■ GIVEN TEXT

....

[TIP] Unittest Changes

holger krekel holger at merlinux.eu
Fri Jul 25 00:32:14 PDT 2008


Hi Jean-Paul, all, 

On Wed, Jul 23, 2008 at 08:20 -0400, Jean-Paul Calderone wrote:
> On Tue, 22 Jul 2008 09:35:57 +0100, Michael Foord <fuzzyman at voidspace.org.uk> wrote:
> >Pekka Laukkanen wrote:
> > [snip]
> >>
> >> At least I don't see any reason why it would not. There's some extra
> >> work in changing filtering of the traceback so that not only lines
> >> originating inside 'unittest' but also inside 'asserts' are ignore.
> >> That shouldn't be too hard, though.
> >
> >If you do try it - post the results back to the list.
> 
> This is something we experimented with in trial.  We're still recovering
> from the fallout.  For unit tests, this feature seems only to lead to
> confusingly written tests that are hard to debug and maintain.  There
> seems to actually be a strong advantage to only being able to make test
> assertions when the TestCase instance is nearby.  For examples of code
> written in a style using free assertion functions, you can take a look at
> <http://twistedmatrix.com/trac/browser/trunk/twisted/conch/test/test_ssh.py>.

....

■ RECORD SET
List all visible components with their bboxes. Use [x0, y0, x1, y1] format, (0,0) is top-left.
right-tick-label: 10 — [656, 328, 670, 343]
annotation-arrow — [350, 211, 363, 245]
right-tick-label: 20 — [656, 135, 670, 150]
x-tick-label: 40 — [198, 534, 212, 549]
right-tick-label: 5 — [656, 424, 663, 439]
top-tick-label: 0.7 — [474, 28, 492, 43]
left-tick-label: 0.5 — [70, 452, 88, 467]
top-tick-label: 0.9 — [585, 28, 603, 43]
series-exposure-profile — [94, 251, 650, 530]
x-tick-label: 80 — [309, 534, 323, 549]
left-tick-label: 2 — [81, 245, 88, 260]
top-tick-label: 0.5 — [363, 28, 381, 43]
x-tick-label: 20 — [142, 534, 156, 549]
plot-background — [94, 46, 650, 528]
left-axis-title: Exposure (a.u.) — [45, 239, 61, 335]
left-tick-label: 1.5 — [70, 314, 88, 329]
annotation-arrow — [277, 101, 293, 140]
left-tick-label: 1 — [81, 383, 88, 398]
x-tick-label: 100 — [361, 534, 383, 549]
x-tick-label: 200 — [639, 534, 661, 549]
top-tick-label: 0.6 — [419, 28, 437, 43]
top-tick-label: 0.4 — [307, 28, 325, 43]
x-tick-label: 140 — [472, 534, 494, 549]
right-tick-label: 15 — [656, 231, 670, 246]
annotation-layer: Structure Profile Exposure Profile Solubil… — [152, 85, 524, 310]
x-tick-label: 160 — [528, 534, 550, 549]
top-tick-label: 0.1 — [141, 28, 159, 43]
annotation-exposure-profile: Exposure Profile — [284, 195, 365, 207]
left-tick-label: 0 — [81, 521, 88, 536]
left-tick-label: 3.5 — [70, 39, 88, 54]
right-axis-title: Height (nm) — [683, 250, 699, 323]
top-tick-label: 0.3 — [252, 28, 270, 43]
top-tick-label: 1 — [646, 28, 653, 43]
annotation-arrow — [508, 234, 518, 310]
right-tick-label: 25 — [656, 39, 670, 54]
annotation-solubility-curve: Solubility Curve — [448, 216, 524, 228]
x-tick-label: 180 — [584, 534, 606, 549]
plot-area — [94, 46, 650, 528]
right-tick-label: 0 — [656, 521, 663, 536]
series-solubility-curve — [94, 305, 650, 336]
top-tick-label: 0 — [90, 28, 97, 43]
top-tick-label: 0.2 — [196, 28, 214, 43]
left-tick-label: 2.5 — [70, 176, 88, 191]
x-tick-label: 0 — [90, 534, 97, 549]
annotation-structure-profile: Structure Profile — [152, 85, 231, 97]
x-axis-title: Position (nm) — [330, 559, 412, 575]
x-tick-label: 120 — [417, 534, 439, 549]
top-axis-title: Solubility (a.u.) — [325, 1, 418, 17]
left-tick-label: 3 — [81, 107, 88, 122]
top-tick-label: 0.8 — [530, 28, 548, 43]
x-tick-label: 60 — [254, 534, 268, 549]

....

■ GIVEN TASK 1
Restate the mailing-list post from "holger krekel holger" through "inside 'asserts' are ignore.", substituting "stack trace" for "traceback".
■ GIVEN TASK 2
According to the mailing-list post, what does Jean-Paul Calderone say the free assertion feature seems to lead to for unit tests?

■ WRITTEN REPLY 1
holger krekel holger at merlinux.eu
Fri Jul 25 00:32:14 PDT 2008


Hi Jean-Paul, all, 

On Wed, Jul 23, 2008 at 08:20 -0400, Jean-Paul Calderone wrote:
> On Tue, 22 Jul 2008 09:35:57 +0100, Michael Foord <fuzzyman at voidspace.org.uk> wrote:
> >Pekka Laukkanen wrote:
> > [snip]
> >>
> >> At least I don't see any reason why it would not. There's some extra
> >> work in changing filtering of the stack trace so that not only lines
> >> originating inside 'unittest' but also inside 'asserts' are ignore.

■ WRITTEN REPLY 2
Confusingly written tests that are hard to debug and maintain.